WHAT IS ASKED →
• a. According to the Prometheus article, which monitoring tool for Google's Borg is Prometheus rooted in?
• b. Reproduce the part of the Prometheus article from "Wherever container-based microservices" up to and including "tool for Borg.".
• c. Write the next part of the Prometheus article, picking up after its final sentence.

SOURCE EXTRACT →
-*-

Features Prometheus Lead image: Lead Image © Juthamas Oonhawat, 123RF.com
Lead Image © Juthamas Oonhawat, 123RF.com
 

Time-series-based monitoring with Prometheus

Lighting Up the Dark

As Prometheus gave fire to mankind, the distributed monitoring software with the same name illuminates the admin's mind in native cloud environments, offering metrics for monitored systems and applications. By Michael Kraus

Wherever container-based microservices spread, classic monitoring tools such as Nagios [1] and Icinga [2] quickly reach their limits. They are simply not designed to monitor short-lived objects such as containers. In native cloud environments, Prometheus [3], with its time series database approach, has therefore blossomed into an indispensable tool. The software is related to the Kubernetes [4] container orchestrator: Whereas Kubernetes comes from Google's Borg cluster system, Prometheus is rooted in Borgmon, the monitoring tool for Borg.

Matt Proud and Julius Volz, two former site reliability engineers (SREs) with Google, started the project at SoundCloud in 2012. Starting in 2014, other companies began taking advantage of it. In 2015, the creators published it as an open source project with an official announcement [5], although it previously also existed as open source on GitHub [6]. Today, programmers interested in doing so can develop Prometheus under the umbrella of the Cloud Native Computing Foundation (CNCF) [7], along with other prominent projects such as Containerd, rkt, Kubernetes, and gRPC.

What's Going On

Thanks to its minimalist architecture and easy installation, Prometheus, written in Go, is easy to try out. To install the software, first download Prometheus [8] and then unpack and launch:

tar xzvf prometheus-1.5.2.linux-*.tar.gz
cd prometheus-1.5.2.linux-amd64/
./prometheus

If you then call http://localhost:9090/metrics in your web browser, you will see the internal metrics for Prometheus (Figure 1). You can reach the Prometheus web interface shown in Figure 2, which is intended more for debugging purposes, from http://localhost:9090/graph. Many articles, blog posts, and conference keynotes [9]-[11] can help you delve the depths of Prometheus. In this article, I focus on retrieving metrics.

If you access the metrics subpage, Prometheus provides a number of internal metrics.
Figure 1: If you access the metrics subpage, Prometheus provides a number of internal metrics.
The Prometheus web interface is quite plain.
Figure 2: The Prometheus web interface is quite plain.

Collecting Metrics

Classic monitoring tools like Icinga and Nagios monitor components or applications with the help of small programs (plugins). This approach is known as "blackbox monitoring." However, Prometheus is a representative of the "whitebox monitoring" camp, wherein systems and applications voluntarily provide metrics in the Prometheus format. The ever-increasing number of applications that already do this, including Docker, Kubernetes, Etcd, and recently GitLab, are thus known as "instrumented applications."

-*-

DATA SECTION →
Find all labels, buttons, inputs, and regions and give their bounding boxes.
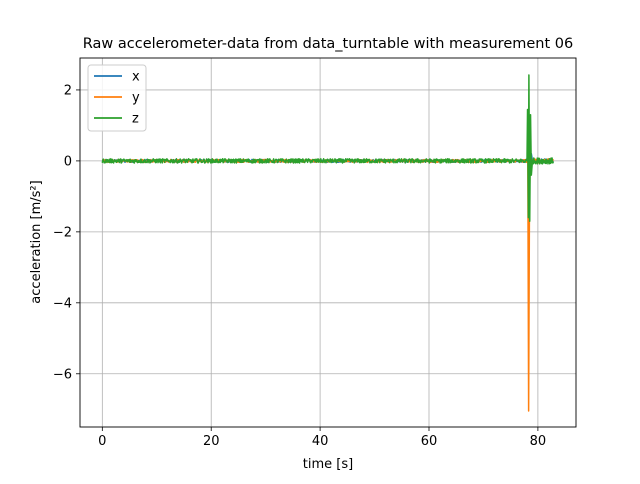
legend: xyz (87, 64, 147, 132)
x-tick-label: 60 (421, 434, 438, 449)
plot-area-frame (79, 57, 577, 428)
x-tick-label: 20 (203, 434, 220, 449)
y-tick-label: −6 (53, 367, 72, 382)
y-tick-label: −4 (53, 296, 72, 311)
y-tick-label: 2 (64, 83, 72, 98)
legend-label-z: z (132, 112, 139, 127)
y-tick-label: −2 (53, 225, 72, 240)
series-line-z (101, 74, 554, 222)
y-tick-label: 0 (64, 154, 72, 169)
legend-label-y: y (132, 91, 140, 106)
chart-title: Raw accelerometer-data from data_turntab… (83, 36, 573, 52)
legend-label-x: x (132, 70, 140, 85)
y-axis-label: acceleration [m/s²] (29, 180, 44, 303)
series-lines (101, 74, 554, 412)
x-tick-label: 40 (312, 434, 329, 449)
legend-box (87, 64, 147, 132)
x-axis-label: time [s] (303, 457, 353, 472)
x-tick-label: 80 (530, 434, 547, 449)
x-tick-label: 0 (98, 434, 106, 449)
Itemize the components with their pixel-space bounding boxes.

-*-

PER-TASK ANSWERS →
• a. Borgmon

• b.
Wherever container-based microservices spread, classic monitoring tools such as Nagios [1] and Icinga [2] quickly reach their limits. They are simply not designed to monitor short-lived objects such as containers. In native cloud environments, Prometheus [3], with its time series database approach, has therefore blossomed into an indispensable tool. The software is related to the Kubernetes [4] container orchestrator: Whereas Kubernetes comes from Google's Borg cluster system, Prometheus is rooted in Borgmon, the monitoring tool for Borg.

• c.
Supported by exporters, Prometheus watches more than just instrumented systems and applications. As independent programs, exporters extract metrics from the monitored systems and convert them to a Prometheus-readable format. The most famous of these is node_exporter [12], which reads and provides operating system metrics such as memory usage and network load. Meanwhile, a number of exporters [13] exist for a wide range of protocols and services, such as Apache, MySQL, SNMP, and vSphere.

Making Nodes Transparent

To test node_exporter (like Prometheus, also written in Go), enter

tar xzvf node_exporter-0.14.0.*.tar.gz
cd node_exporter-0.14.0.linux-amd64
./node_exporter

to find a list of metrics for your system, which you can view at http://localhost:9100/metrics. You are now in a position to set up quite meaningful basic monitoring.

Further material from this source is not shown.